WHAT YOU NEED TO DO
Below are some records. Pull every line that contains the word "Forecast".

[Begin DATA SUPPLIED]

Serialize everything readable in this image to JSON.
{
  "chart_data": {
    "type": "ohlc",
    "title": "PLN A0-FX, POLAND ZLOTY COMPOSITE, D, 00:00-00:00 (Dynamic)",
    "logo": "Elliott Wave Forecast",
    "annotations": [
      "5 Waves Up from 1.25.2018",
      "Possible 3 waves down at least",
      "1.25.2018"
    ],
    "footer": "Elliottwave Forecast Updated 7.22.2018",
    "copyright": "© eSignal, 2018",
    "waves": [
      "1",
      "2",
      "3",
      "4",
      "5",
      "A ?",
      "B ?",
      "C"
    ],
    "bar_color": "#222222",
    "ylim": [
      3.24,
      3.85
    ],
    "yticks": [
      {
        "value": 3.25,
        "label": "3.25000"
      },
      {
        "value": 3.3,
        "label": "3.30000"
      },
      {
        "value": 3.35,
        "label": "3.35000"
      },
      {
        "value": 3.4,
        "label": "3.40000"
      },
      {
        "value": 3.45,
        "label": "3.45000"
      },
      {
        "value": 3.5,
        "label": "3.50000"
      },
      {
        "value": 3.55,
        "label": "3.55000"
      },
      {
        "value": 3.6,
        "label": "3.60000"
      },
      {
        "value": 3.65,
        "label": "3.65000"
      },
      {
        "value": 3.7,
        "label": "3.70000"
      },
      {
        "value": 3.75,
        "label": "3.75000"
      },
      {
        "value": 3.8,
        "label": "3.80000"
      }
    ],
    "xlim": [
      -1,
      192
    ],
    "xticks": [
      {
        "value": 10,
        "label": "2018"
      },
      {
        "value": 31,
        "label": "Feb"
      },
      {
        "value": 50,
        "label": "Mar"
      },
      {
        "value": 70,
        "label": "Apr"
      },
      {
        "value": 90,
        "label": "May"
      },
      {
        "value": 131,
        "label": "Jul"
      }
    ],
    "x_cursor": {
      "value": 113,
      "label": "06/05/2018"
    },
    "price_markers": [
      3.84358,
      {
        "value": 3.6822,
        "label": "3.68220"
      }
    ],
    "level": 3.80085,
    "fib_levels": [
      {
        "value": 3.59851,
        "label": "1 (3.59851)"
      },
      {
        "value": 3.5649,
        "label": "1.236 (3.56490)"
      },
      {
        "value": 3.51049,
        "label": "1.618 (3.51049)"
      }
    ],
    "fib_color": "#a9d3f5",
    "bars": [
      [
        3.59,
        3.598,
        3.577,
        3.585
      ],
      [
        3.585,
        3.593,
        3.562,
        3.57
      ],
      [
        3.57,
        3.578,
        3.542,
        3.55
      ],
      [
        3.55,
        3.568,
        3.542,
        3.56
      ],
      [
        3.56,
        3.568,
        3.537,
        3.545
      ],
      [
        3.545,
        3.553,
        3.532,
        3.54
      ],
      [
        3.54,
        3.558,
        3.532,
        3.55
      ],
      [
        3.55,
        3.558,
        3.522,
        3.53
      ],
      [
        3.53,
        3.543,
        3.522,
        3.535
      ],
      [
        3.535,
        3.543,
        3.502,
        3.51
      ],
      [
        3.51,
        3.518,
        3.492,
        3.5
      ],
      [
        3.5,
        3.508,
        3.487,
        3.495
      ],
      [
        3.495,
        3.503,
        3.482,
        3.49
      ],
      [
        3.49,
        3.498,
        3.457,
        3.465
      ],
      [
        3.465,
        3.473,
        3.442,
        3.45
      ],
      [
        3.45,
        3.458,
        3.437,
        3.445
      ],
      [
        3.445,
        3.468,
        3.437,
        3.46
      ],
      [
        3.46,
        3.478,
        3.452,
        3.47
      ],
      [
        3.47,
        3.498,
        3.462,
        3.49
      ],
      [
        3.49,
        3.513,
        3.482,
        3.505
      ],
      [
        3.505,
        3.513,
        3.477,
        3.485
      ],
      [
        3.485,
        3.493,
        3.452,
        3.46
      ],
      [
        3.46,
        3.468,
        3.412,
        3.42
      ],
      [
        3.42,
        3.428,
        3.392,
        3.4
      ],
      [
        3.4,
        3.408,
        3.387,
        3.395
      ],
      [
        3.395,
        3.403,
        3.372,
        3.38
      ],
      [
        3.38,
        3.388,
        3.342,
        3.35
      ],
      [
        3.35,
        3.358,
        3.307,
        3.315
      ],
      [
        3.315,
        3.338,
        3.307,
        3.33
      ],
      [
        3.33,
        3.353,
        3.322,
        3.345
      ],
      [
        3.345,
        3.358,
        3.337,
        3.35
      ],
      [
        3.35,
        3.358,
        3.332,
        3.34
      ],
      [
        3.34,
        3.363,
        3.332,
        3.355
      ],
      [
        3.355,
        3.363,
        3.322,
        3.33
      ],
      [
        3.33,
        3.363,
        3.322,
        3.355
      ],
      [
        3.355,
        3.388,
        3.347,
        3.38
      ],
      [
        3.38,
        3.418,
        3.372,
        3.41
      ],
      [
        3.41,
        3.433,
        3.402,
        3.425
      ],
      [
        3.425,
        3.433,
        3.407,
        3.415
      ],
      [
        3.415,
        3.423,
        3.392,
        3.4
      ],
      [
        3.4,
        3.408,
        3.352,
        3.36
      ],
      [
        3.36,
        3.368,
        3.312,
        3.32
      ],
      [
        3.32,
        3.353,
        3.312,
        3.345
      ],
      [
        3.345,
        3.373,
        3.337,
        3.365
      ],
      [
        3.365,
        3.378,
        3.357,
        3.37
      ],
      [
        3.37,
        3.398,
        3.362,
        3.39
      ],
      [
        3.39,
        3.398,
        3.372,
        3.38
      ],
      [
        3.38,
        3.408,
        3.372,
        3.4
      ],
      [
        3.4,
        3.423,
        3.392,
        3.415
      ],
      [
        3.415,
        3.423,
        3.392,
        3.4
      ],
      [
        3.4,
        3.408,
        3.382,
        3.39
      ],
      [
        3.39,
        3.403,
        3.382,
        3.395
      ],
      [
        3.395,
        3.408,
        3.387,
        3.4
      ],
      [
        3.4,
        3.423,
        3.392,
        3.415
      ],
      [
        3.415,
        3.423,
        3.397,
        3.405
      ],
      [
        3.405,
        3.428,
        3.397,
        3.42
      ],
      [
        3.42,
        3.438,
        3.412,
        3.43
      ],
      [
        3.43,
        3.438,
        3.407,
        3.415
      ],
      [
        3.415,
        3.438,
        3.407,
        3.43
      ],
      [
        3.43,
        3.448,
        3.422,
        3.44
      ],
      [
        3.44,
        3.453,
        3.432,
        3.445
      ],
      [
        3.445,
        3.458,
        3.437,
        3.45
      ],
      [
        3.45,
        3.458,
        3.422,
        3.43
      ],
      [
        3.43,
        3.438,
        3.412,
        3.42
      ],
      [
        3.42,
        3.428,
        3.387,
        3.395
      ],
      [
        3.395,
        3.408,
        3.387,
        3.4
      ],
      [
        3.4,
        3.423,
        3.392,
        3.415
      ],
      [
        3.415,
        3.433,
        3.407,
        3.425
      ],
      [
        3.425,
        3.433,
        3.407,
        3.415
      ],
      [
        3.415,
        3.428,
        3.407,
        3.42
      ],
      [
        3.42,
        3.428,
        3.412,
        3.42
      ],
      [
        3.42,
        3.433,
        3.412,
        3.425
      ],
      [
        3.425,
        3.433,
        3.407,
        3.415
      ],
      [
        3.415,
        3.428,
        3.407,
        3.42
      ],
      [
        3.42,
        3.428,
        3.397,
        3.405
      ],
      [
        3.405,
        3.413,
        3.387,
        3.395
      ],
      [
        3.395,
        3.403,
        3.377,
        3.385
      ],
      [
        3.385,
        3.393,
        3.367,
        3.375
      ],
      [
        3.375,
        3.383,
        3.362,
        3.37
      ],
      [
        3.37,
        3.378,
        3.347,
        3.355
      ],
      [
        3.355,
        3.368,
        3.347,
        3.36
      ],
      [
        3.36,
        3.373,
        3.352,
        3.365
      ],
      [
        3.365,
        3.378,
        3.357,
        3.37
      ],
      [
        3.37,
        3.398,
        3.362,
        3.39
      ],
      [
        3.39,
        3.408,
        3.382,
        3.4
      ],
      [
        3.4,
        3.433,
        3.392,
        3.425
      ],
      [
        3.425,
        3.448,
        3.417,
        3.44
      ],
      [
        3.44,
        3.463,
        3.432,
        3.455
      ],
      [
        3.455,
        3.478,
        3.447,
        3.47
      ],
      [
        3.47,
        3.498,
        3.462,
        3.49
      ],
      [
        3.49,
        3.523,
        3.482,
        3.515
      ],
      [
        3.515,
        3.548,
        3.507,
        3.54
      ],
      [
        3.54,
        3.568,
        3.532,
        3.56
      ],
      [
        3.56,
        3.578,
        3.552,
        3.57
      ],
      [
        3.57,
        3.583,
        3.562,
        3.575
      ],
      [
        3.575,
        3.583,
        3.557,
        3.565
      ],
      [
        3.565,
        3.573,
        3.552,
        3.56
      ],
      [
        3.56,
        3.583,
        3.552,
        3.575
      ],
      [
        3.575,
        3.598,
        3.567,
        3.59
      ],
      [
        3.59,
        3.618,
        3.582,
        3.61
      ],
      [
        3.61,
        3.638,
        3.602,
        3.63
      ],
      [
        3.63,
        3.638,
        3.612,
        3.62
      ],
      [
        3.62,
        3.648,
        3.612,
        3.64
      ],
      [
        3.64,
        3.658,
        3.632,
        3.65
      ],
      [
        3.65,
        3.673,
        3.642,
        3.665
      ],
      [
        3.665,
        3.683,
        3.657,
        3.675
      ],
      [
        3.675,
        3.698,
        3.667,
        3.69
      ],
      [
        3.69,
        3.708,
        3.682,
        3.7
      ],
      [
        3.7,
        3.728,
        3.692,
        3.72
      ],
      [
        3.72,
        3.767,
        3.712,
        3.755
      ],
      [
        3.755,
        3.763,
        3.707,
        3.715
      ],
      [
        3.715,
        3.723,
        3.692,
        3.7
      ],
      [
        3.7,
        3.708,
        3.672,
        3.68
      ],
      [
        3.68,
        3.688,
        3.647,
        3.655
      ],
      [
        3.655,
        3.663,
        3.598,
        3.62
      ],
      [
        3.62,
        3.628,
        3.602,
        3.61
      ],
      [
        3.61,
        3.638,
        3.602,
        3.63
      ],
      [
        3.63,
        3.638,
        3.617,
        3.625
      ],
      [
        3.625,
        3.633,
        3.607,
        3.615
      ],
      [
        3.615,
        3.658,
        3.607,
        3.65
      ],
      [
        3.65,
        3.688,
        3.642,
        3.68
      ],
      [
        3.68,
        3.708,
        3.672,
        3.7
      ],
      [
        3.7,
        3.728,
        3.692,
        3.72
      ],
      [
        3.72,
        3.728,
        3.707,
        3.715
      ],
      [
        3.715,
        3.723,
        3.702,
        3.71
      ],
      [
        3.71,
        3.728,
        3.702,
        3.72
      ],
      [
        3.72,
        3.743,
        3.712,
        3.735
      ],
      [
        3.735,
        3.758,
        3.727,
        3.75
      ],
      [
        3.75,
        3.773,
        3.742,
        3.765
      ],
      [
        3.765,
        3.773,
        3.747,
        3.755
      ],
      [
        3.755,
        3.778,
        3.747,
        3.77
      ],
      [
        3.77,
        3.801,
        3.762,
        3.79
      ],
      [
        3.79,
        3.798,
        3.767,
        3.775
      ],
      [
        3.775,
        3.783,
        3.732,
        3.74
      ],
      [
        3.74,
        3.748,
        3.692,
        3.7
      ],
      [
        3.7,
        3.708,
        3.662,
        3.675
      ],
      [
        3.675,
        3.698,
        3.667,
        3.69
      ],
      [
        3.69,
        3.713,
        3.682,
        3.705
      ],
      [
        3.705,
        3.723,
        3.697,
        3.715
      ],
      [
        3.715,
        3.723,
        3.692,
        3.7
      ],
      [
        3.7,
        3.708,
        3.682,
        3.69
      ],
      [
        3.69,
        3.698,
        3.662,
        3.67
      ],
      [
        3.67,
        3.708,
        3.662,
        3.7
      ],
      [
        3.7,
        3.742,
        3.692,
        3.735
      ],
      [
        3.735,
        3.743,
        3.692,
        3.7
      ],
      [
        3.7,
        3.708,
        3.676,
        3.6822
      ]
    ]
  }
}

[End DATA SUPPLIED]

EXERCISE OUTPUT
    "logo": "Elliott Wave Forecast",
    "footer": "Elliottwave Forecast Updated 7.22.2018",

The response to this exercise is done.